▶ **Raw data**:
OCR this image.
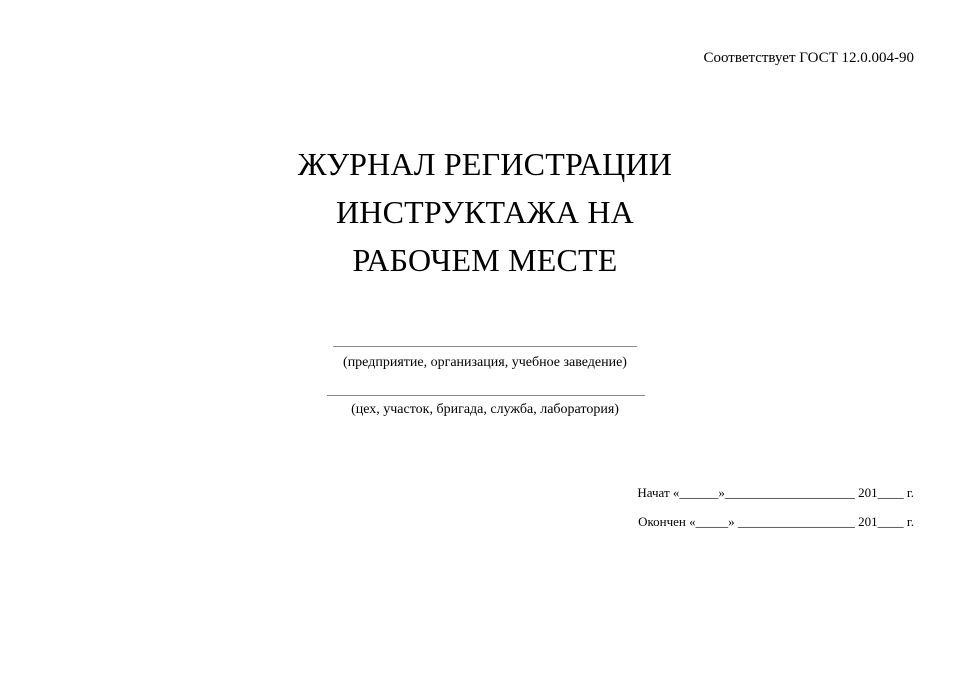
Соответствует ГОСТ 12.0.004-90
ЖУРНАЛ РЕГИСТРАЦИИ
ИНСТРУКТАЖА НА
РАБОЧЕМ МЕСТЕ
(предприятие, организация, учебное заведение)
(цех, участок, бригада, служба, лаборатория)
Начат «______»____________________ 201____ г.
Окончен «_____» __________________ 201____ г.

▶ **Work to be completed**: Copy the material above in full and exactly, skipping pictures.

▶ **Solution to this exercise**:
OCR this image.
Соответствует ГОСТ 12.0.004-90
ЖУРНАЛ РЕГИСТРАЦИИ
ИНСТРУКТАЖА НА
РАБОЧЕМ МЕСТЕ
(предприятие, организация, учебное заведение)
(цех, участок, бригада, служба, лаборатория)
Начат «______»____________________ 201____ г.
Окончен «_____» __________________ 201____ г.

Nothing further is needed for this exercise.